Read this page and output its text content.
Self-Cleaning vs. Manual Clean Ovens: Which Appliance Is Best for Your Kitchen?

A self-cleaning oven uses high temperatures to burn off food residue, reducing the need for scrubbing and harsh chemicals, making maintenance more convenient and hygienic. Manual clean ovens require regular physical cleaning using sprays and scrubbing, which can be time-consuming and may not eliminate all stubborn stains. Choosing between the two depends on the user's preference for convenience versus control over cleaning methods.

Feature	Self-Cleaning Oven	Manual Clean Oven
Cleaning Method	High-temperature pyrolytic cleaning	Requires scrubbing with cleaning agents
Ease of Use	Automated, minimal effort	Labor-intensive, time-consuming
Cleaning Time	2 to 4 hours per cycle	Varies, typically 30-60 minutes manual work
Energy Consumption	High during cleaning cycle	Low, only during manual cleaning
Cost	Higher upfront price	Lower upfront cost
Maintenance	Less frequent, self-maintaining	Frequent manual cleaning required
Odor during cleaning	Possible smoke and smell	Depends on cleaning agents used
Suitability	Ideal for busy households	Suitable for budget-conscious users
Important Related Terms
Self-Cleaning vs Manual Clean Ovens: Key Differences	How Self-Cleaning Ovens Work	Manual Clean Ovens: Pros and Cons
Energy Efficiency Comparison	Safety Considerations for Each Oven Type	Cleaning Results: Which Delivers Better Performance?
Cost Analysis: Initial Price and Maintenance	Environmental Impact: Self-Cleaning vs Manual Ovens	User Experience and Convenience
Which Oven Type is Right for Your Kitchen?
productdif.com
::::
STATED GOAL — Repeat the material from above exactly, word for word.

SOLUTION TO THE EXERCISE —
Read this page and output its text content.
Self-Cleaning vs. Manual Clean Ovens: Which Appliance Is Best for Your Kitchen?

A self-cleaning oven uses high temperatures to burn off food residue, reducing the need for scrubbing and harsh chemicals, making maintenance more convenient and hygienic. Manual clean ovens require regular physical cleaning using sprays and scrubbing, which can be time-consuming and may not eliminate all stubborn stains. Choosing between the two depends on the user's preference for convenience versus control over cleaning methods.

Feature	Self-Cleaning Oven	Manual Clean Oven
Cleaning Method	High-temperature pyrolytic cleaning	Requires scrubbing with cleaning agents
Ease of Use	Automated, minimal effort	Labor-intensive, time-consuming
Cleaning Time	2 to 4 hours per cycle	Varies, typically 30-60 minutes manual work
Energy Consumption	High during cleaning cycle	Low, only during manual cleaning
Cost	Higher upfront price	Lower upfront cost
Maintenance	Less frequent, self-maintaining	Frequent manual cleaning required
Odor during cleaning	Possible smoke and smell	Depends on cleaning agents used
Suitability	Ideal for busy households	Suitable for budget-conscious users
Important Related Terms
Self-Cleaning vs Manual Clean Ovens: Key Differences	How Self-Cleaning Ovens Work	Manual Clean Ovens: Pros and Cons
Energy Efficiency Comparison	Safety Considerations for Each Oven Type	Cleaning Results: Which Delivers Better Performance?
Cost Analysis: Initial Price and Maintenance	Environmental Impact: Self-Cleaning vs Manual Ovens	User Experience and Convenience
Which Oven Type is Right for Your Kitchen?
productdif.com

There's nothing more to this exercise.